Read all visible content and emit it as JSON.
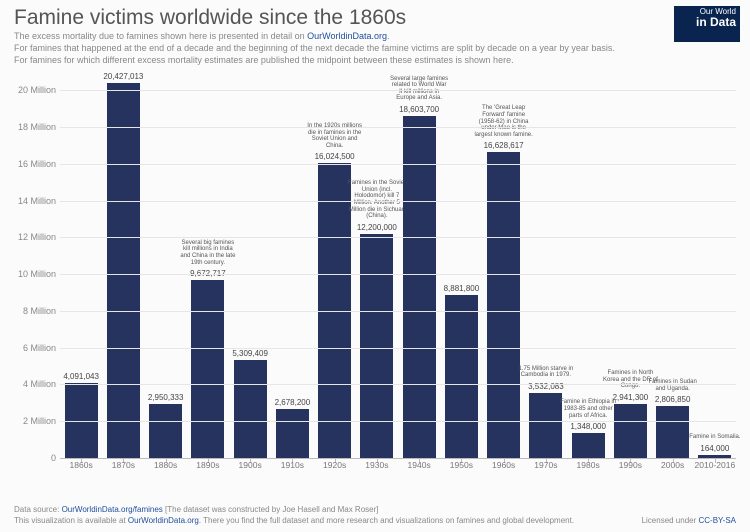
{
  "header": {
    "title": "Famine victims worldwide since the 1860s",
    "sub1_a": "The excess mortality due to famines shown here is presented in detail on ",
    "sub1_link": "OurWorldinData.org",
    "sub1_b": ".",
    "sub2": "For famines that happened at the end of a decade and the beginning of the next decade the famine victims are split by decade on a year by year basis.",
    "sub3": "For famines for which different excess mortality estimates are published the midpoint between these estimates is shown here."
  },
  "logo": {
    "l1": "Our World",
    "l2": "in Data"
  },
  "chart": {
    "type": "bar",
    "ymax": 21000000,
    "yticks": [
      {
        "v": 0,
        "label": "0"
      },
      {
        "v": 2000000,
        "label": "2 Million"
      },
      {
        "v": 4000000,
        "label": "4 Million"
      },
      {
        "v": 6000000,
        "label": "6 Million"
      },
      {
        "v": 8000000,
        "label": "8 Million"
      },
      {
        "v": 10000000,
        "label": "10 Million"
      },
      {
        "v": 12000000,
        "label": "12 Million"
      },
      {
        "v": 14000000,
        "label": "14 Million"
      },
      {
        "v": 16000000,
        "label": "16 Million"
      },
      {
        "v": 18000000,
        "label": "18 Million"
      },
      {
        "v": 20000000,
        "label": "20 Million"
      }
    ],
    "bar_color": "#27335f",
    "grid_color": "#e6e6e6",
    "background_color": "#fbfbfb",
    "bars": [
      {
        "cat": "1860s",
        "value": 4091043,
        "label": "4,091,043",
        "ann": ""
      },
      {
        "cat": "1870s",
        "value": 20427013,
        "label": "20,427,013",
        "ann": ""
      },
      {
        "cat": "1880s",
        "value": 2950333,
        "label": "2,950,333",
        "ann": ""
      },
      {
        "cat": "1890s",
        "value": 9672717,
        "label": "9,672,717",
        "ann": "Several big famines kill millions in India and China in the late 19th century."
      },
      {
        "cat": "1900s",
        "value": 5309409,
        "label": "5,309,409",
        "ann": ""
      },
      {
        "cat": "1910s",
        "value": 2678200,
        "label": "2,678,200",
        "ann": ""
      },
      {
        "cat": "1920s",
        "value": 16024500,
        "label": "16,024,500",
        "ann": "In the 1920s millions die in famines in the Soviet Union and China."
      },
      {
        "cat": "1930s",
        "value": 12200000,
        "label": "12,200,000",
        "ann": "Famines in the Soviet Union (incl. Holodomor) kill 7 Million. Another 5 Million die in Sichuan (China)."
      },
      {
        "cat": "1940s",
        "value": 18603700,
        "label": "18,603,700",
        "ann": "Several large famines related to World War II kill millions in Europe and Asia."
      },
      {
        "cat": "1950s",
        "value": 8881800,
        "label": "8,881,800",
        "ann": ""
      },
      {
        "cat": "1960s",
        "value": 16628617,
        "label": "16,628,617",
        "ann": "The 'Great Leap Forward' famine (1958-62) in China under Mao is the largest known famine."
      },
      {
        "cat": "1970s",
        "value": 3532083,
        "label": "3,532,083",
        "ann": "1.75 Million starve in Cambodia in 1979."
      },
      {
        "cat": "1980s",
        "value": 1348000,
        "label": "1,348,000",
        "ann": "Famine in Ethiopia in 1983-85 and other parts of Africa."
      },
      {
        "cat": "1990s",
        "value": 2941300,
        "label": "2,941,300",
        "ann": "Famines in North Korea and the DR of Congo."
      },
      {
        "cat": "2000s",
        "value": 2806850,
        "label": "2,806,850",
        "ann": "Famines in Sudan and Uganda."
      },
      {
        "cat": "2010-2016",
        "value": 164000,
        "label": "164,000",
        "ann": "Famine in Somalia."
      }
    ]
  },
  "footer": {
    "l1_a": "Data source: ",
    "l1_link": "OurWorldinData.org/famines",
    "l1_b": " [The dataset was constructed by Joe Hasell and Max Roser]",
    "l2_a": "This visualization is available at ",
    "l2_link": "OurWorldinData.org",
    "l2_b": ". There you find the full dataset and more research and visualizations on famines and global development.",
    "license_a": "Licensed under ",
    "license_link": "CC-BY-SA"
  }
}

□ □ □ □ □

**STATED TASK:**
Check each line of the records above for the string "Soviet", and report every line that has it.

**OUTPUT BELOW:**
        "ann": "In the 1920s millions die in famines in the Soviet Union and China."
        "ann": "Famines in the Soviet Union (incl. Holodomor) kill 7 Million. Another 5 Million die in Sichuan (China)."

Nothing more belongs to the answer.